Find the word "sector" in the listing; pull out each line holding it.

SUPPLIED ENTRIES:
____________
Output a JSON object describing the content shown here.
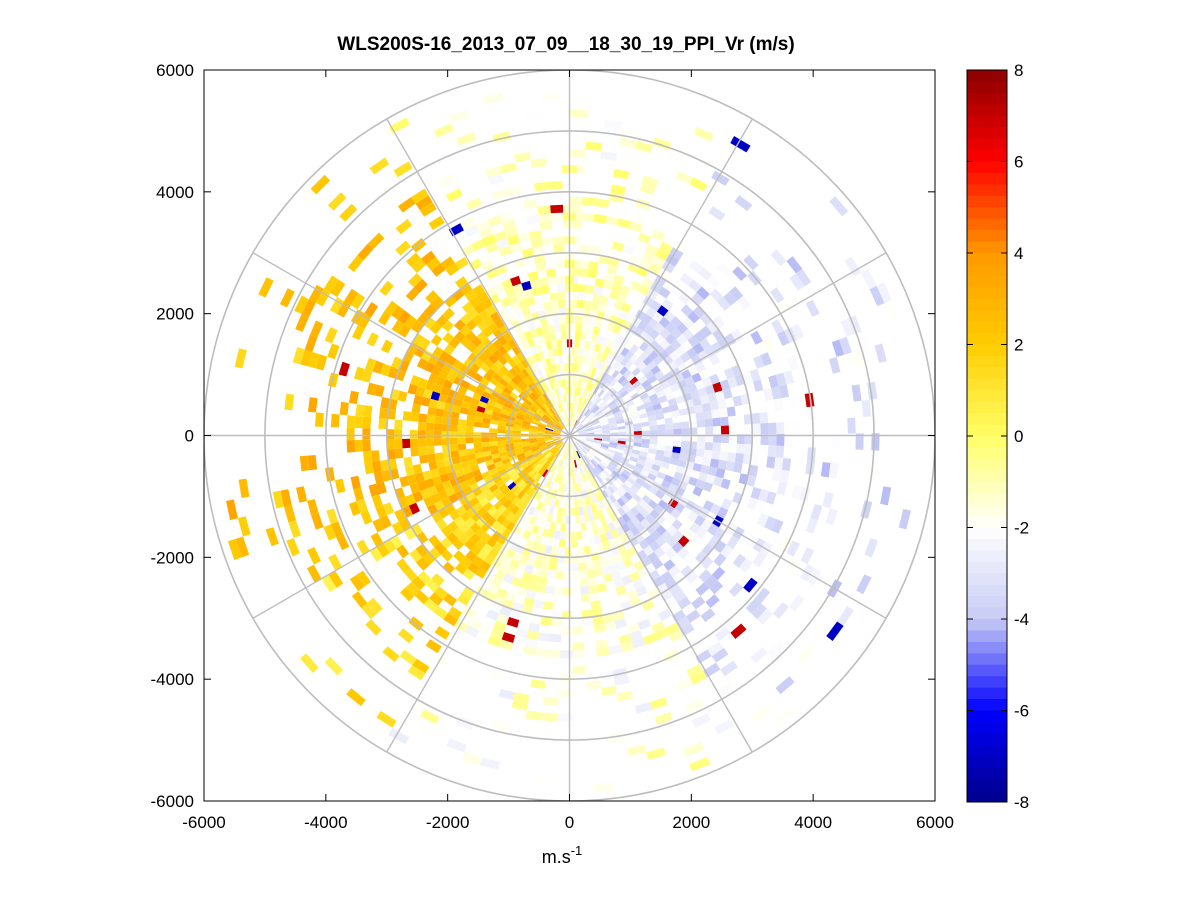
{
  "chart_data": {
    "type": "heatmap",
    "subtype": "polar-ppi",
    "title": "WLS200S-16_2013_07_09__18_30_19_PPI_Vr (m/s)",
    "xlabel": "m.s",
    "xlabel_superscript": "-1",
    "ylabel": "",
    "xlim": [
      -6000,
      6000
    ],
    "ylim": [
      -6000,
      6000
    ],
    "xticks": [
      -6000,
      -4000,
      -2000,
      0,
      2000,
      4000,
      6000
    ],
    "yticks": [
      -6000,
      -4000,
      -2000,
      0,
      2000,
      4000,
      6000
    ],
    "xtick_labels": [
      "-6000",
      "-4000",
      "-2000",
      "0",
      "2000",
      "4000",
      "6000"
    ],
    "ytick_labels": [
      "6000",
      "4000",
      "2000",
      "0",
      "-2000",
      "-4000",
      "-6000"
    ],
    "range_rings_m": [
      1000,
      2000,
      3000,
      4000,
      5000,
      6000
    ],
    "spoke_angles_deg": [
      0,
      30,
      60,
      90,
      120,
      150,
      180,
      210,
      240,
      270,
      300,
      330
    ],
    "colorbar": {
      "range": [
        -8,
        8
      ],
      "ticks": [
        8,
        6,
        4,
        2,
        0,
        -2,
        -4,
        -6,
        -8
      ],
      "tick_labels": [
        "8",
        "6",
        "4",
        "2",
        "0",
        "-2",
        "-4",
        "-6",
        "-8"
      ],
      "colormap": [
        "#00008b",
        "#0000ff",
        "#c8ccf4",
        "#ffffff",
        "#ffff66",
        "#ffcc00",
        "#ff9900",
        "#ff0000",
        "#8b0000"
      ]
    },
    "velocity_field_approx": [
      {
        "sector": "west-northwest (240-330 deg)",
        "vr_range_m_s": [
          1,
          4
        ]
      },
      {
        "sector": "north-northeast (330-30 deg)",
        "vr_range_m_s": [
          -2,
          1
        ]
      },
      {
        "sector": "east (30-150 deg)",
        "vr_range_m_s": [
          -4,
          -1
        ]
      },
      {
        "sector": "south (150-210 deg)",
        "vr_range_m_s": [
          -3,
          1
        ]
      },
      {
        "sector": "southwest (210-240 deg)",
        "vr_range_m_s": [
          0,
          3
        ]
      }
    ],
    "max_data_range_m": 5800,
    "outliers_m_s": [
      7,
      7,
      -7
    ]
  }
}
____________
EXERCISE ANSWER:
        "sector": "west-northwest (240-330 deg)",
        "sector": "north-northeast (330-30 deg)",
        "sector": "east (30-150 deg)",
        "sector": "south (150-210 deg)",
        "sector": "southwest (210-240 deg)",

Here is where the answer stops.